▶ [Written exercise]
Quote each line of the material verbatim, without the pictures.

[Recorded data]
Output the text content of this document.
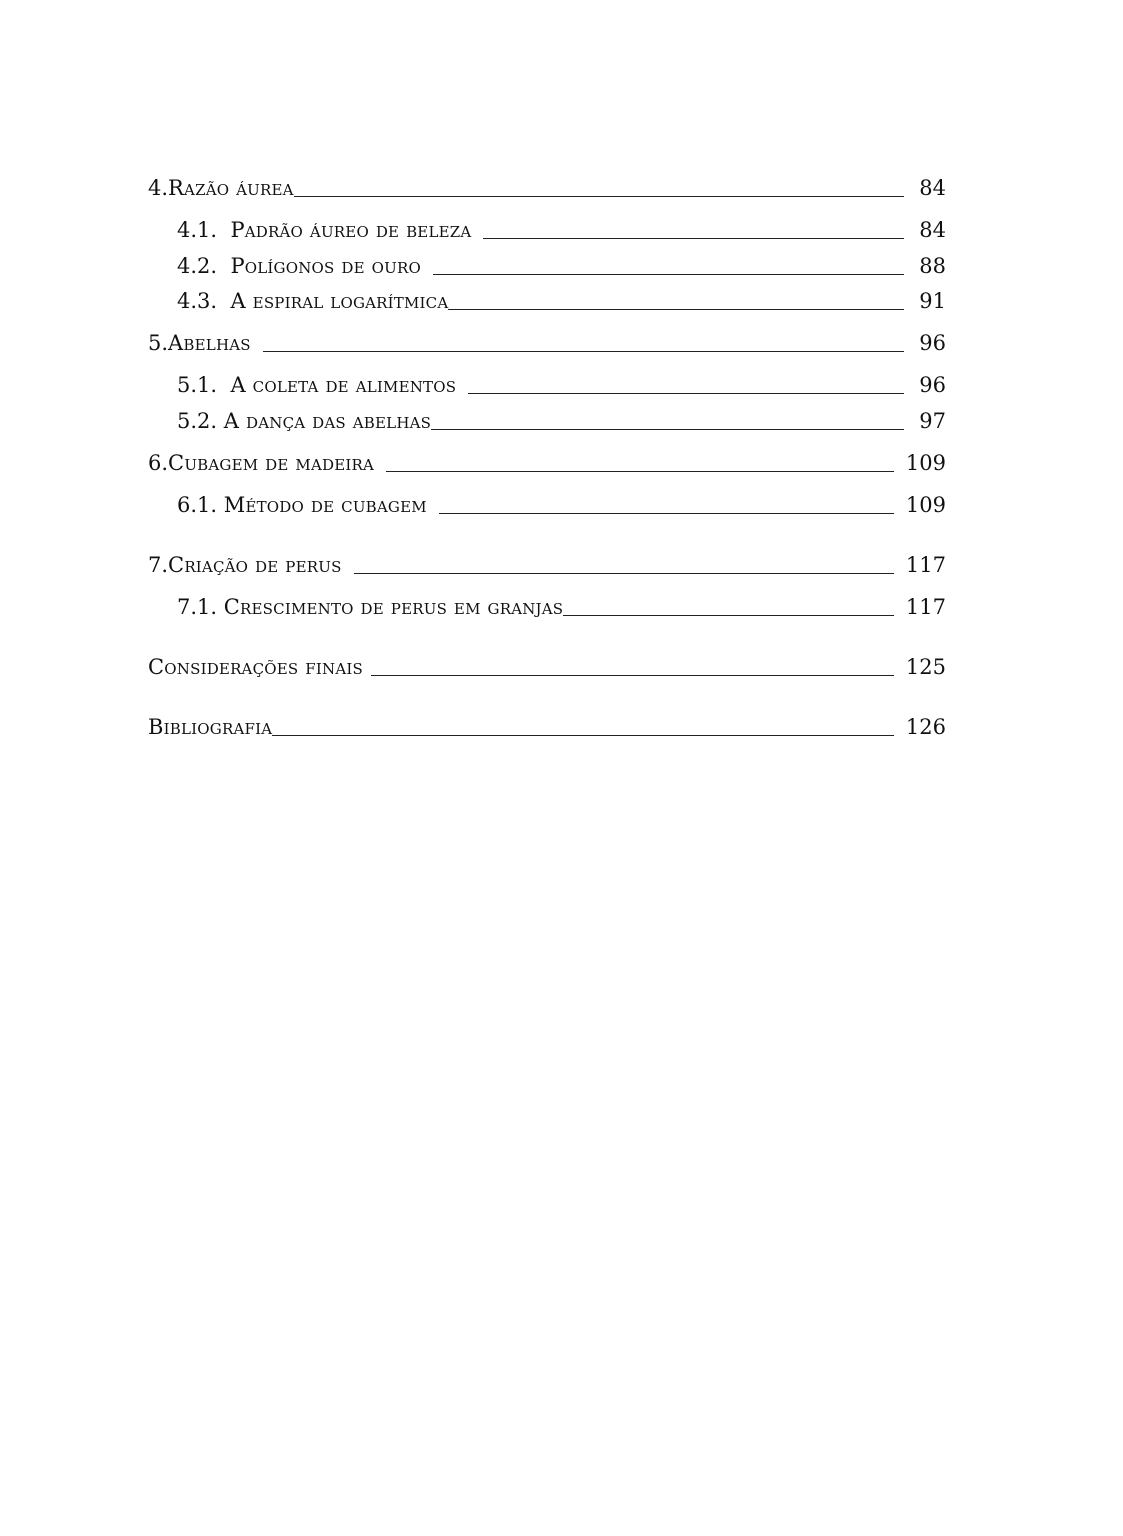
4. Razão áurea	84
4.1. Padrão áureo de beleza	84
4.2. Polígonos de ouro	88
4.3. A espiral logarítmica	91
5. Abelhas	96
5.1. A coleta de alimentos	96
5.2. A dança das abelhas	97
6. Cubagem de madeira	109
6.1. Método de cubagem	109
7. Criação de perus	117
7.1. Crescimento de perus em granjas	117
Considerações finais	125
Bibliografia	126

▶ [Task answer]
Output the text content of this document.
4. Razão áurea	84
4.1. Padrão áureo de beleza	84
4.2. Polígonos de ouro	88
4.3. A espiral logarítmica	91
5. Abelhas	96
5.1. A coleta de alimentos	96
5.2. A dança das abelhas	97
6. Cubagem de madeira	109
6.1. Método de cubagem	109
7. Criação de perus	117
7.1. Crescimento de perus em granjas	117
Considerações finais	125
Bibliografia	126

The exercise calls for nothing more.